Extrait du document |
_ _ _ _

Mais si cette mission de pardonner et de retenir les péchés doit réellement exister, ne faut-il pas que celui qui en est chargé, pénètre jusque dans l'intérieur des âmes pour sonder ceux qui implorent les consolations divines ? Et n'arrive-t-il pas ainsi que l'homme pécheur s'arroge le droit sacré réservé à Celui-là seul qui sonde les coeurs ? N'est-ce pas là faire intervenir un sacerdoce entre Dieu et les hommes ? Et n'établit-on pas une hiérarchie ? En aucune façon. Si Dieu, dans sa tendre miséricorde, veut satisfaire les besoins d'un pécheur qui soupire après ses consolations, en lui faisant sentir sa présence par le pouvoir des clefs, il n'a pas permis de jeter les perles devant les pourceaux ni de donner les choses saintes aux chiens. Et si, poussé par cette miséricorde, il veut retenir les péchés aux impénitents, aussi par le pouvoir des clefs, nous ne devons pas, nous hommes, croire mieux comprendre que Dieu lui-même, les voies de son miséricordieux amour, en nous imaginant que les impénitents peuvent obtenir grâce malgré leur impénitence, ce qui ne ferait que les conduire à un complet endurcissement.

_ _ _ _

Matériel recueilli |
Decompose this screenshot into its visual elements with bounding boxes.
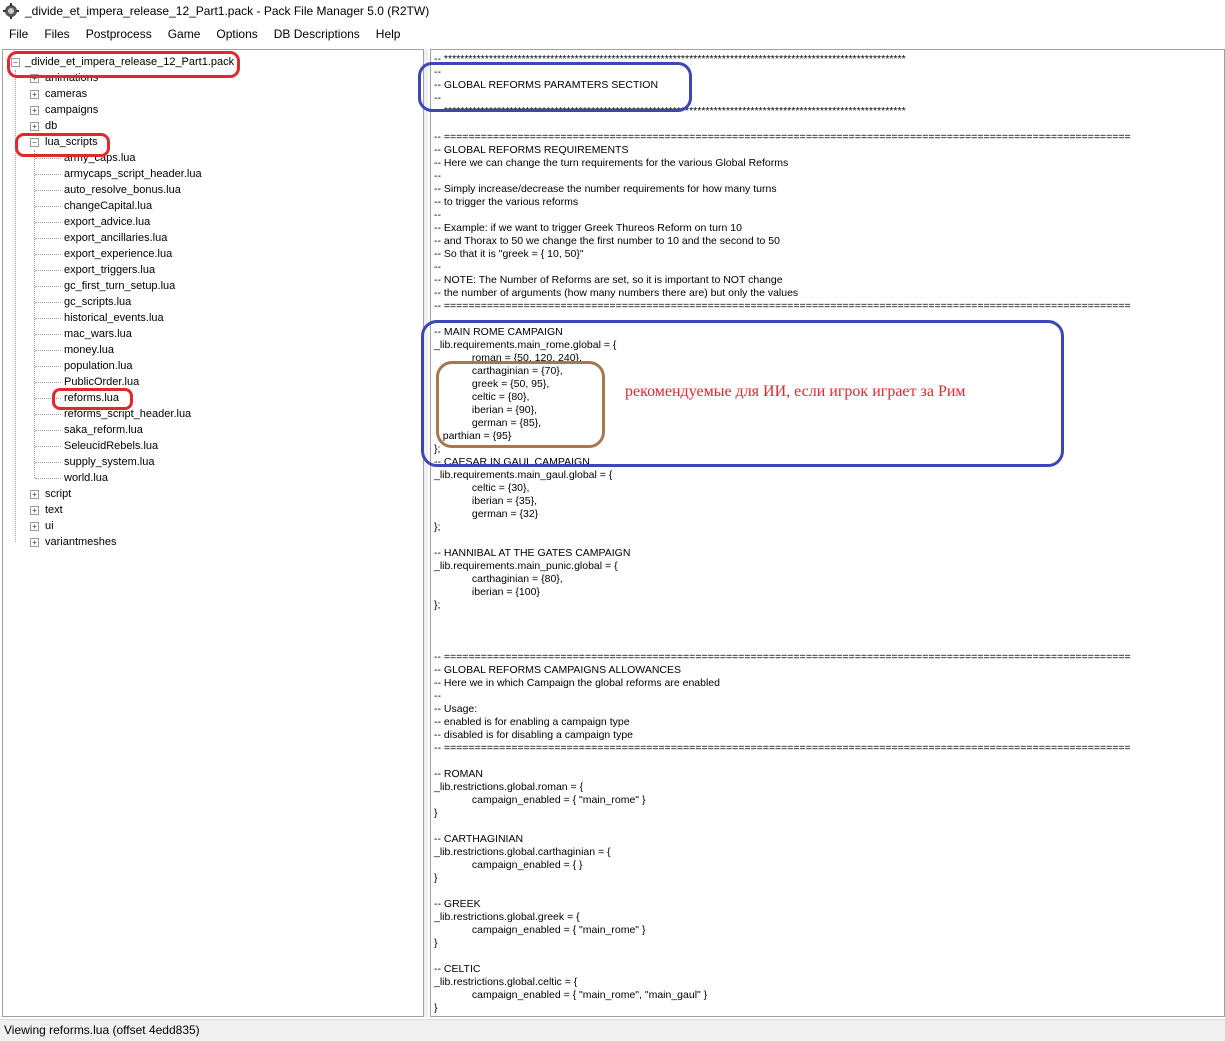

_ _ _ _

D'après l'extrait du document, par quel pouvoir Dieu fait-il sentir sa présence au pécheur qui soupire après ses consolations ?

Corrigé | Par le pouvoir des clefs.